----- Provided data
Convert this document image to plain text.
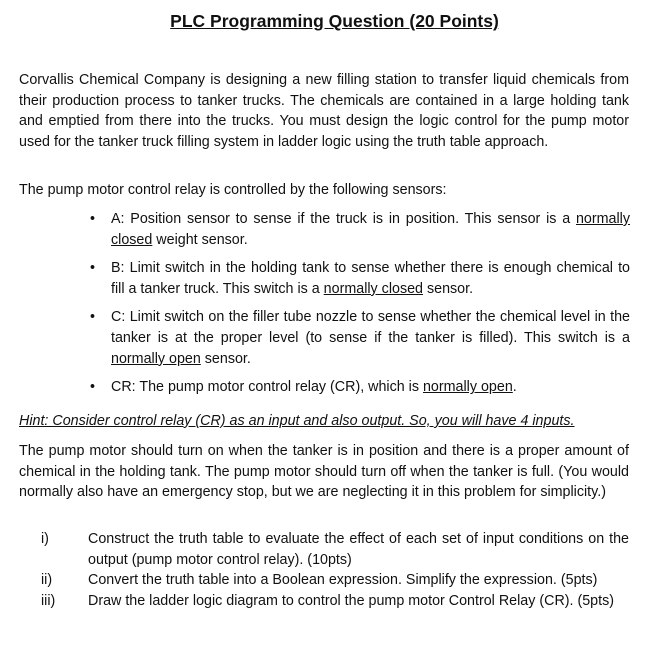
PLC Programming Question (20 Points)
Corvallis Chemical Company is designing a new filling station to transfer liquid chemicals from their production process to tanker trucks. The chemicals are contained in a large holding tank and emptied from there into the trucks. You must design the logic control for the pump motor used for the tanker truck filling system in ladder logic using the truth table approach.
The pump motor control relay is controlled by the following sensors:
• A: Position sensor to sense if the truck is in position. This sensor is a normally closed weight sensor.
• B: Limit switch in the holding tank to sense whether there is enough chemical to fill a tanker truck. This switch is a normally closed sensor.
• C: Limit switch on the filler tube nozzle to sense whether the chemical level in the tanker is at the proper level (to sense if the tanker is filled). This switch is a normally open sensor.
• CR: The pump motor control relay (CR), which is normally open.
Hint: Consider control relay (CR) as an input and also output. So, you will have 4 inputs.
The pump motor should turn on when the tanker is in position and there is a proper amount of chemical in the holding tank. The pump motor should turn off when the tanker is full. (You would normally also have an emergency stop, but we are neglecting it in this problem for simplicity.)
i)	Construct the truth table to evaluate the effect of each set of input conditions on the output (pump motor control relay). (10pts)
ii)	Convert the truth table into a Boolean expression. Simplify the expression. (5pts)
iii) Draw the ladder logic diagram to control the pump motor Control Relay (CR). (5pts)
----------
What is needed: Please list every line of the records that contains "there".

Written solution:
Corvallis Chemical Company is designing a new filling station to transfer liquid chemicals from their production process to tanker trucks. The chemicals are contained in a large holding tank and emptied from there into the trucks. You must design the logic control for the pump motor used for the tanker truck filling system in ladder logic using the truth table approach.
• B: Limit switch in the holding tank to sense whether there is enough chemical to fill a tanker truck. This switch is a normally closed sensor.
The pump motor should turn on when the tanker is in position and there is a proper amount of chemical in the holding tank. The pump motor should turn off when the tanker is full. (You would normally also have an emergency stop, but we are neglecting it in this problem for simplicity.)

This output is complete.